*Written task*
Produce an exact transcription of the listing below, omitting the pictures.

Dataset listings of figures:
■ ■ ■ ■ ■ ■ ■
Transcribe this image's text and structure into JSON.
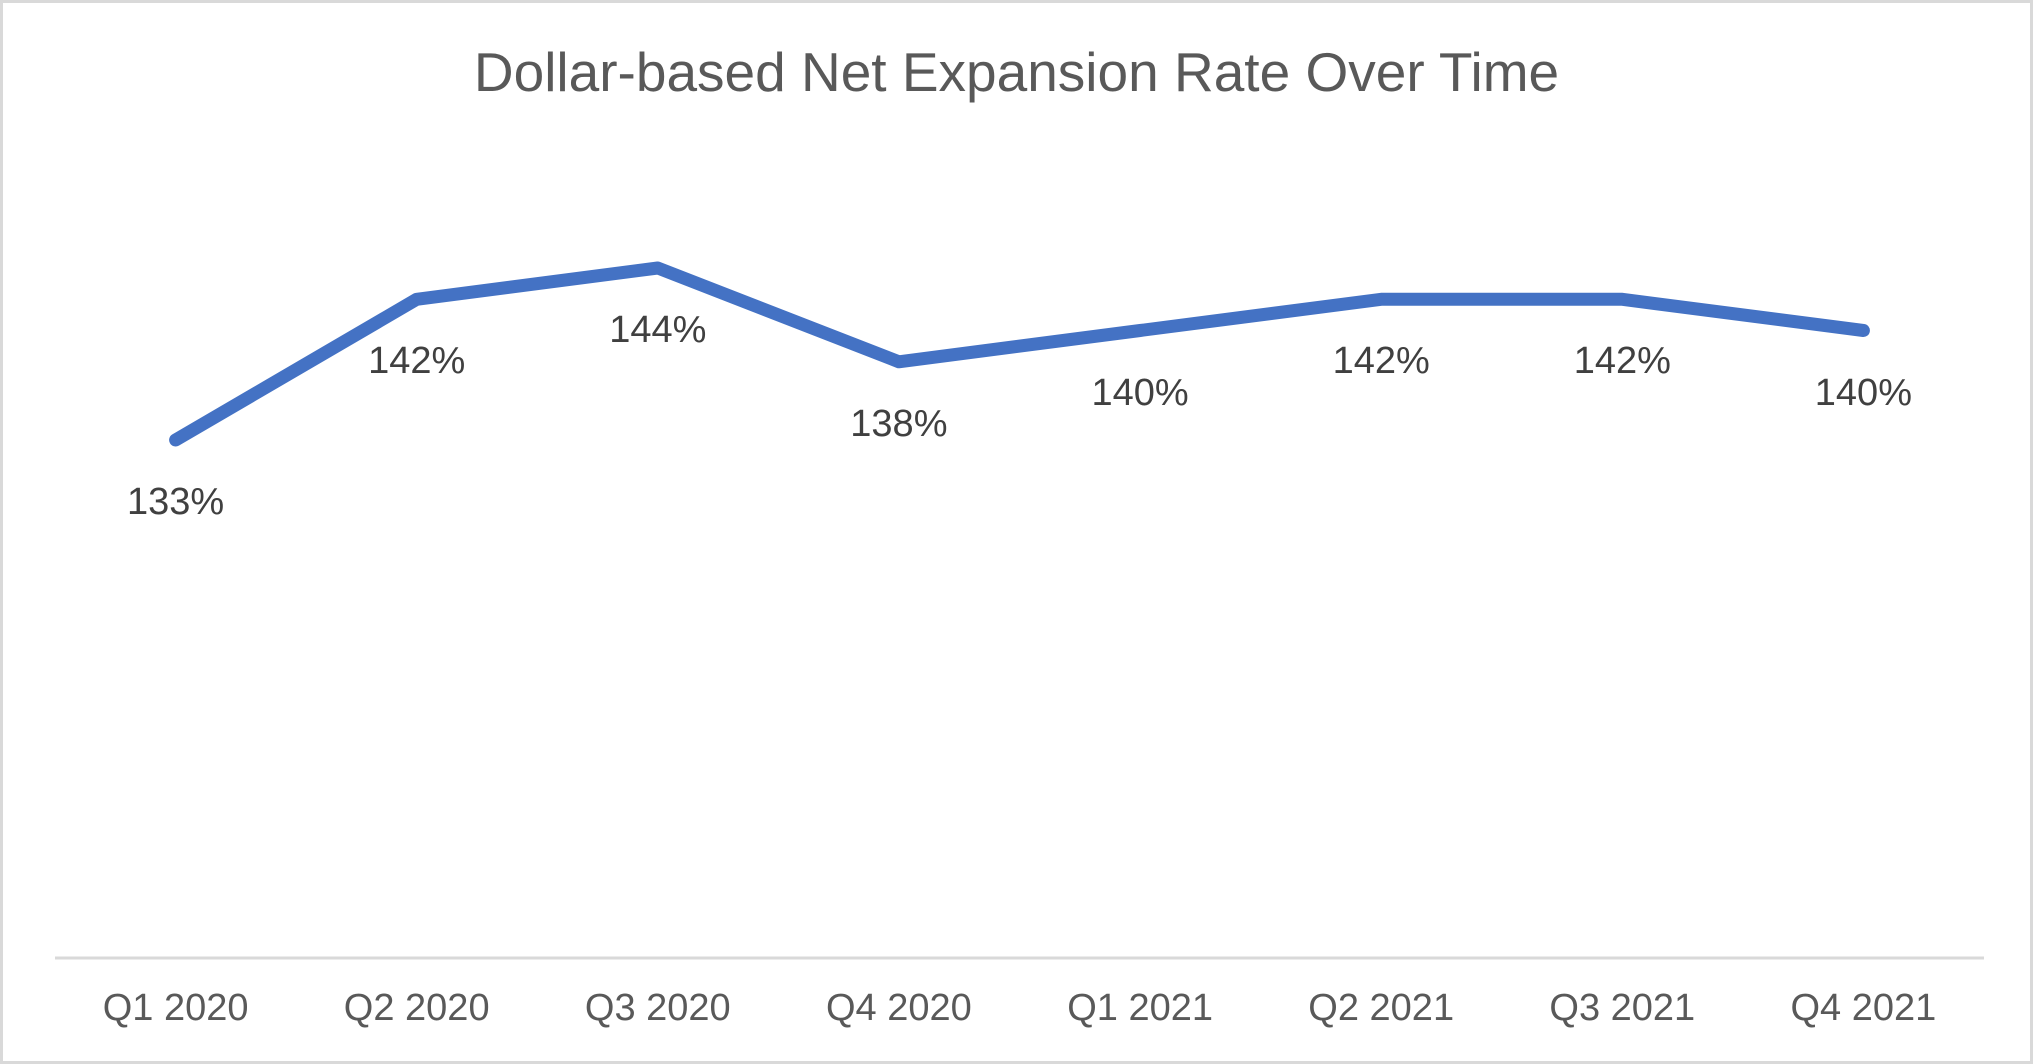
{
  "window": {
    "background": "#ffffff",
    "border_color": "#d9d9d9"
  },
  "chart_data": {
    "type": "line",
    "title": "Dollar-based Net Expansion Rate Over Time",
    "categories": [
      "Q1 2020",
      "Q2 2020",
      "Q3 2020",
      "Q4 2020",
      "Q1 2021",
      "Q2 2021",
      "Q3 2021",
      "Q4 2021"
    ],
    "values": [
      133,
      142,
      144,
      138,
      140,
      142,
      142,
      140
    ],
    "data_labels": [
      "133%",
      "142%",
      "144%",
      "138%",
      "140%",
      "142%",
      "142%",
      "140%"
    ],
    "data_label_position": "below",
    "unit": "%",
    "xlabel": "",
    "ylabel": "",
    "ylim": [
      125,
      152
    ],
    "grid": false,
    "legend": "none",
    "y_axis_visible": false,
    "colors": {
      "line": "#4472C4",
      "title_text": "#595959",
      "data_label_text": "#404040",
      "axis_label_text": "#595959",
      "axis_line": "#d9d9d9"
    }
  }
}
■ ■ ■ ■ ■ ■ ■
*Answer to this exercise*
Transcribe this image's text and structure into JSON.
{
  "window": {
    "background": "#ffffff",
    "border_color": "#d9d9d9"
  },
  "chart_data": {
    "type": "line",
    "title": "Dollar-based Net Expansion Rate Over Time",
    "categories": [
      "Q1 2020",
      "Q2 2020",
      "Q3 2020",
      "Q4 2020",
      "Q1 2021",
      "Q2 2021",
      "Q3 2021",
      "Q4 2021"
    ],
    "values": [
      133,
      142,
      144,
      138,
      140,
      142,
      142,
      140
    ],
    "data_labels": [
      "133%",
      "142%",
      "144%",
      "138%",
      "140%",
      "142%",
      "142%",
      "140%"
    ],
    "data_label_position": "below",
    "unit": "%",
    "xlabel": "",
    "ylabel": "",
    "ylim": [
      125,
      152
    ],
    "grid": false,
    "legend": "none",
    "y_axis_visible": false,
    "colors": {
      "line": "#4472C4",
      "title_text": "#595959",
      "data_label_text": "#404040",
      "axis_label_text": "#595959",
      "axis_line": "#d9d9d9"
    }
  }
}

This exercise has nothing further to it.